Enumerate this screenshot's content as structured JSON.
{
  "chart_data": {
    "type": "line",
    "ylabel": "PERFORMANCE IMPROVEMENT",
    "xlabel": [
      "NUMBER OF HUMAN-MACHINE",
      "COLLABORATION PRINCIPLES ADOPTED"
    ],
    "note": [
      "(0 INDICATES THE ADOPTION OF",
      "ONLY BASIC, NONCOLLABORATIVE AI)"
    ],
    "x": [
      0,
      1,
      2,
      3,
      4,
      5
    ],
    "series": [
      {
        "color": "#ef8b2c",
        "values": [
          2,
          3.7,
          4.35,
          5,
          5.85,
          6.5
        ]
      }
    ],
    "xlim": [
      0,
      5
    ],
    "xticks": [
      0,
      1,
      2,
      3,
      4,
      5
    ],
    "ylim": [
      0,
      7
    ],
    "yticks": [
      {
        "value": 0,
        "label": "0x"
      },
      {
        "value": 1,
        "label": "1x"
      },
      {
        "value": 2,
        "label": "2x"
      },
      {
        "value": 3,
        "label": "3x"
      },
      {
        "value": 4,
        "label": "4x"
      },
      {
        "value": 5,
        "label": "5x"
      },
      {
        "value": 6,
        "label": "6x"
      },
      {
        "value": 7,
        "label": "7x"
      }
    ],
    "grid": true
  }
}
--------------------------------
## Prompt
Nothing in the listing may be changed; retype it all exactly.

## Exercise result
Enumerate this screenshot's content as structured JSON.
{
  "chart_data": {
    "type": "line",
    "ylabel": "PERFORMANCE IMPROVEMENT",
    "xlabel": [
      "NUMBER OF HUMAN-MACHINE",
      "COLLABORATION PRINCIPLES ADOPTED"
    ],
    "note": [
      "(0 INDICATES THE ADOPTION OF",
      "ONLY BASIC, NONCOLLABORATIVE AI)"
    ],
    "x": [
      0,
      1,
      2,
      3,
      4,
      5
    ],
    "series": [
      {
        "color": "#ef8b2c",
        "values": [
          2,
          3.7,
          4.35,
          5,
          5.85,
          6.5
        ]
      }
    ],
    "xlim": [
      0,
      5
    ],
    "xticks": [
      0,
      1,
      2,
      3,
      4,
      5
    ],
    "ylim": [
      0,
      7
    ],
    "yticks": [
      {
        "value": 0,
        "label": "0x"
      },
      {
        "value": 1,
        "label": "1x"
      },
      {
        "value": 2,
        "label": "2x"
      },
      {
        "value": 3,
        "label": "3x"
      },
      {
        "value": 4,
        "label": "4x"
      },
      {
        "value": 5,
        "label": "5x"
      },
      {
        "value": 6,
        "label": "6x"
      },
      {
        "value": 7,
        "label": "7x"
      }
    ],
    "grid": true
  }
}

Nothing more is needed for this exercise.